__Requirements__. Extract every line that contains the string "Forecast".

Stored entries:
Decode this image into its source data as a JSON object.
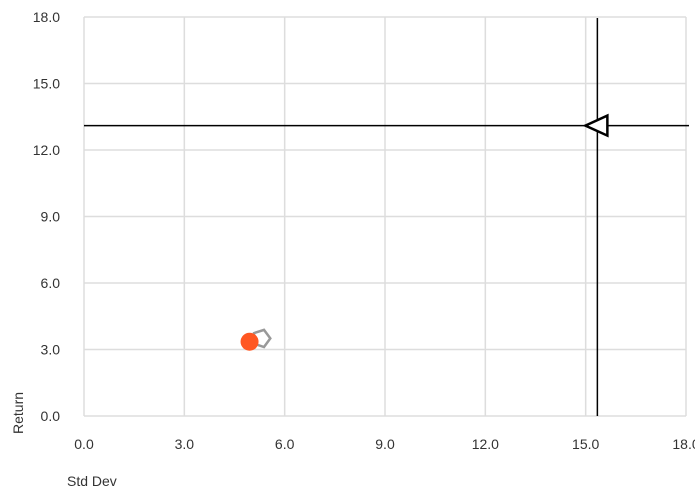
{
  "chart_data": {
    "type": "scatter",
    "title": "",
    "xlabel": "Std Dev",
    "ylabel": "Return",
    "xlim": [
      0,
      18
    ],
    "ylim": [
      0,
      18
    ],
    "xticks": [
      "0.0",
      "3.0",
      "6.0",
      "9.0",
      "12.0",
      "15.0",
      "18.0"
    ],
    "yticks": [
      "0.0",
      "3.0",
      "6.0",
      "9.0",
      "12.0",
      "15.0",
      "18.0"
    ],
    "grid": true,
    "points": [
      {
        "name": "pentagon-marker",
        "x": 5.3,
        "y": 3.5,
        "shape": "pentagon",
        "color": "#999999"
      },
      {
        "name": "circle-marker",
        "x": 4.95,
        "y": 3.35,
        "shape": "circle",
        "color": "#ff5722"
      },
      {
        "name": "triangle-marker",
        "x": 15.35,
        "y": 13.1,
        "shape": "triangle-left",
        "color": "#000000"
      }
    ],
    "crosshair": {
      "x": 15.35,
      "y": 13.1,
      "color": "#000000"
    },
    "colors": {
      "grid": "#dddddd",
      "text": "#333333"
    }
  }
}
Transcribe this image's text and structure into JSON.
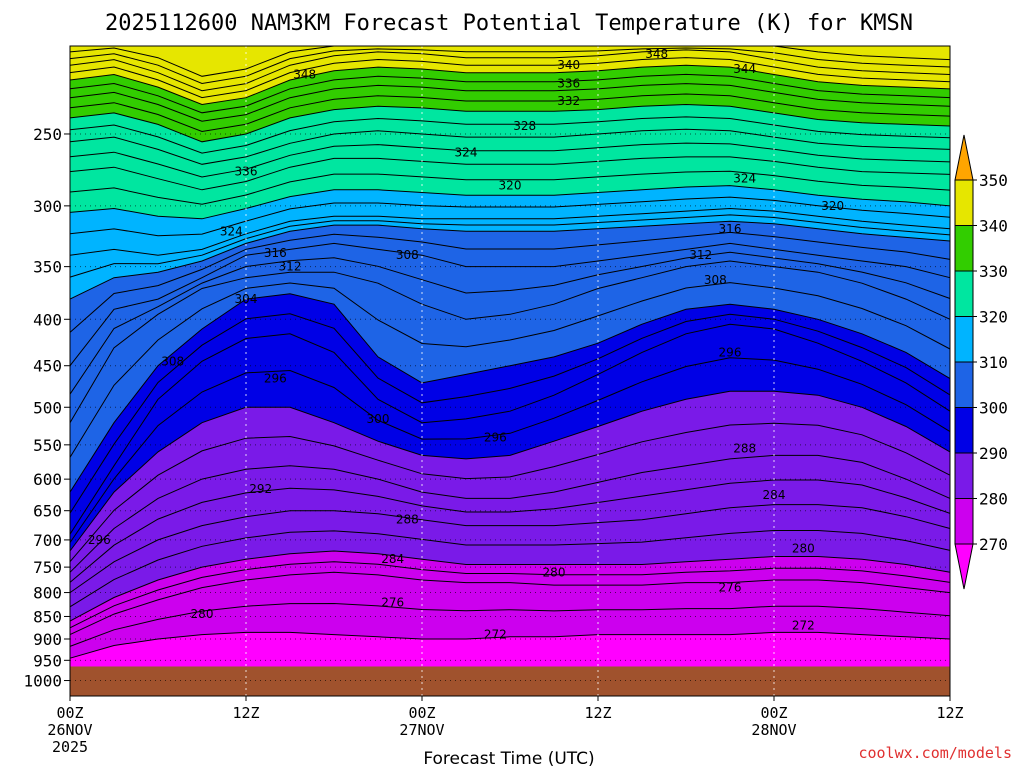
{
  "title": "2025112600 NAM3KM Forecast Potential Temperature (K) for KMSN",
  "credit": "coolwx.com/models",
  "chart_data": {
    "type": "contour",
    "title": "2025112600 NAM3KM Forecast Potential Temperature (K) for KMSN",
    "xlabel": "Forecast Time (UTC)",
    "ylabel": "",
    "x_ticks": [
      {
        "label": "00Z",
        "sub": "26NOV",
        "sub2": "2025",
        "hour": 0
      },
      {
        "label": "12Z",
        "sub": "",
        "sub2": "",
        "hour": 12
      },
      {
        "label": "00Z",
        "sub": "27NOV",
        "sub2": "",
        "hour": 24
      },
      {
        "label": "12Z",
        "sub": "",
        "sub2": "",
        "hour": 36
      },
      {
        "label": "00Z",
        "sub": "28NOV",
        "sub2": "",
        "hour": 48
      },
      {
        "label": "12Z",
        "sub": "",
        "sub2": "",
        "hour": 60
      }
    ],
    "xlim": [
      0,
      60
    ],
    "y_scale": "log",
    "y_ticks": [
      250,
      300,
      350,
      400,
      450,
      500,
      550,
      600,
      650,
      700,
      750,
      800,
      850,
      900,
      950,
      1000
    ],
    "ylim": [
      1040,
      200
    ],
    "hours": [
      0,
      3,
      6,
      9,
      12,
      15,
      18,
      21,
      24,
      27,
      30,
      33,
      36,
      39,
      42,
      45,
      48,
      51,
      54,
      57,
      60
    ],
    "surface_pressure": 965,
    "contour_interval": 2,
    "fill_levels": [
      270,
      280,
      290,
      300,
      310,
      320,
      330,
      340,
      350
    ],
    "fill_colors": [
      "#ff00ff",
      "#cc00ee",
      "#7a1ae8",
      "#0000e6",
      "#1e64e6",
      "#00b4ff",
      "#00e6a0",
      "#32cd00",
      "#e6e600",
      "#ffa500"
    ],
    "colorbar_labels": [
      "270",
      "280",
      "290",
      "300",
      "310",
      "320",
      "330",
      "340",
      "350"
    ],
    "series": [
      {
        "level": 272,
        "p": [
          945,
          915,
          900,
          890,
          885,
          885,
          890,
          895,
          900,
          900,
          895,
          895,
          890,
          890,
          890,
          890,
          885,
          885,
          890,
          895,
          900
        ]
      },
      {
        "level": 276,
        "p": [
          890,
          845,
          815,
          790,
          775,
          765,
          760,
          765,
          775,
          780,
          780,
          785,
          785,
          785,
          780,
          780,
          775,
          775,
          780,
          790,
          800
        ]
      },
      {
        "level": 280,
        "p": [
          860,
          810,
          775,
          750,
          735,
          725,
          720,
          725,
          735,
          745,
          745,
          745,
          745,
          745,
          740,
          735,
          730,
          730,
          735,
          745,
          760
        ]
      },
      {
        "level": 284,
        "p": [
          800,
          740,
          700,
          675,
          660,
          650,
          650,
          655,
          665,
          675,
          675,
          675,
          670,
          665,
          655,
          645,
          640,
          640,
          645,
          660,
          680
        ]
      },
      {
        "level": 288,
        "p": [
          760,
          680,
          630,
          600,
          585,
          580,
          585,
          600,
          620,
          630,
          630,
          620,
          605,
          590,
          580,
          570,
          565,
          565,
          575,
          600,
          630
        ]
      },
      {
        "level": 292,
        "p": [
          720,
          620,
          560,
          520,
          500,
          500,
          520,
          545,
          565,
          570,
          565,
          545,
          525,
          505,
          490,
          480,
          480,
          485,
          500,
          525,
          560
        ]
      },
      {
        "level": 296,
        "p": [
          690,
          580,
          490,
          445,
          420,
          415,
          435,
          490,
          520,
          515,
          505,
          485,
          460,
          435,
          415,
          405,
          410,
          425,
          445,
          470,
          505
        ]
      },
      {
        "level": 300,
        "p": [
          620,
          520,
          450,
          410,
          380,
          375,
          385,
          440,
          470,
          460,
          450,
          440,
          425,
          405,
          390,
          385,
          390,
          400,
          415,
          435,
          465
        ]
      },
      {
        "level": 304,
        "p": [
          520,
          430,
          395,
          370,
          360,
          355,
          355,
          365,
          385,
          400,
          395,
          385,
          370,
          360,
          350,
          345,
          350,
          355,
          365,
          380,
          400
        ]
      },
      {
        "level": 308,
        "p": [
          450,
          390,
          380,
          360,
          340,
          335,
          330,
          335,
          340,
          350,
          350,
          350,
          345,
          340,
          335,
          330,
          335,
          340,
          345,
          350,
          360
        ]
      },
      {
        "level": 312,
        "p": [
          380,
          360,
          355,
          345,
          330,
          320,
          315,
          315,
          318,
          320,
          320,
          320,
          318,
          316,
          314,
          312,
          314,
          318,
          322,
          325,
          328
        ]
      },
      {
        "level": 316,
        "p": [
          340,
          335,
          340,
          335,
          322,
          312,
          308,
          308,
          310,
          310,
          310,
          310,
          308,
          306,
          304,
          302,
          304,
          308,
          312,
          315,
          318
        ]
      },
      {
        "level": 320,
        "p": [
          305,
          302,
          308,
          310,
          302,
          293,
          288,
          288,
          290,
          292,
          292,
          292,
          290,
          288,
          286,
          285,
          288,
          292,
          295,
          297,
          300
        ]
      },
      {
        "level": 324,
        "p": [
          275,
          272,
          280,
          288,
          282,
          272,
          266,
          266,
          268,
          270,
          270,
          270,
          268,
          266,
          265,
          265,
          268,
          272,
          275,
          276,
          277
        ]
      },
      {
        "level": 328,
        "p": [
          255,
          252,
          260,
          270,
          265,
          256,
          250,
          248,
          250,
          252,
          252,
          252,
          250,
          248,
          247,
          248,
          252,
          256,
          258,
          259,
          260
        ]
      },
      {
        "level": 332,
        "p": [
          240,
          237,
          244,
          255,
          250,
          240,
          235,
          233,
          234,
          236,
          236,
          236,
          235,
          233,
          232,
          233,
          237,
          241,
          243,
          244,
          245
        ]
      },
      {
        "level": 336,
        "p": [
          228,
          225,
          232,
          242,
          238,
          228,
          223,
          221,
          222,
          224,
          224,
          224,
          223,
          221,
          220,
          221,
          225,
          229,
          231,
          232,
          233
        ]
      },
      {
        "level": 340,
        "p": [
          218,
          215,
          222,
          232,
          228,
          218,
          213,
          211,
          212,
          214,
          214,
          214,
          213,
          211,
          210,
          211,
          215,
          219,
          221,
          222,
          223
        ]
      },
      {
        "level": 344,
        "p": [
          210,
          207,
          214,
          224,
          220,
          210,
          205,
          203,
          204,
          206,
          206,
          206,
          205,
          203,
          202,
          203,
          207,
          211,
          213,
          214,
          215
        ]
      },
      {
        "level": 348,
        "p": [
          203,
          201,
          206,
          216,
          212,
          203,
          200,
          200,
          200,
          200,
          200,
          200,
          200,
          200,
          200,
          200,
          200,
          203,
          205,
          206,
          207
        ]
      }
    ],
    "contour_labels": [
      {
        "text": "348",
        "hour": 16,
        "p": 215
      },
      {
        "text": "348",
        "hour": 40,
        "p": 204
      },
      {
        "text": "344",
        "hour": 46,
        "p": 212
      },
      {
        "text": "340",
        "hour": 34,
        "p": 210
      },
      {
        "text": "336",
        "hour": 34,
        "p": 220
      },
      {
        "text": "332",
        "hour": 34,
        "p": 230
      },
      {
        "text": "328",
        "hour": 31,
        "p": 245
      },
      {
        "text": "324",
        "hour": 27,
        "p": 262
      },
      {
        "text": "336",
        "hour": 12,
        "p": 275
      },
      {
        "text": "320",
        "hour": 30,
        "p": 285
      },
      {
        "text": "324",
        "hour": 46,
        "p": 280
      },
      {
        "text": "320",
        "hour": 52,
        "p": 300
      },
      {
        "text": "324",
        "hour": 11,
        "p": 320
      },
      {
        "text": "316",
        "hour": 45,
        "p": 318
      },
      {
        "text": "316",
        "hour": 14,
        "p": 338
      },
      {
        "text": "312",
        "hour": 15,
        "p": 350
      },
      {
        "text": "308",
        "hour": 23,
        "p": 340
      },
      {
        "text": "312",
        "hour": 43,
        "p": 340
      },
      {
        "text": "308",
        "hour": 44,
        "p": 362
      },
      {
        "text": "304",
        "hour": 12,
        "p": 380
      },
      {
        "text": "308",
        "hour": 7,
        "p": 445
      },
      {
        "text": "296",
        "hour": 14,
        "p": 465
      },
      {
        "text": "296",
        "hour": 45,
        "p": 435
      },
      {
        "text": "300",
        "hour": 21,
        "p": 515
      },
      {
        "text": "296",
        "hour": 29,
        "p": 540
      },
      {
        "text": "288",
        "hour": 46,
        "p": 555
      },
      {
        "text": "292",
        "hour": 13,
        "p": 615
      },
      {
        "text": "284",
        "hour": 48,
        "p": 625
      },
      {
        "text": "288",
        "hour": 23,
        "p": 665
      },
      {
        "text": "296",
        "hour": 2,
        "p": 700
      },
      {
        "text": "284",
        "hour": 22,
        "p": 735
      },
      {
        "text": "280",
        "hour": 50,
        "p": 715
      },
      {
        "text": "280",
        "hour": 33,
        "p": 760
      },
      {
        "text": "276",
        "hour": 22,
        "p": 820
      },
      {
        "text": "276",
        "hour": 45,
        "p": 790
      },
      {
        "text": "280",
        "hour": 9,
        "p": 845
      },
      {
        "text": "272",
        "hour": 29,
        "p": 890
      },
      {
        "text": "272",
        "hour": 50,
        "p": 870
      }
    ]
  }
}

__Correct output__.
  "title": "2025112600 NAM3KM Forecast Potential Temperature (K) for KMSN",
    "title": "2025112600 NAM3KM Forecast Potential Temperature (K) for KMSN",
    "xlabel": "Forecast Time (UTC)",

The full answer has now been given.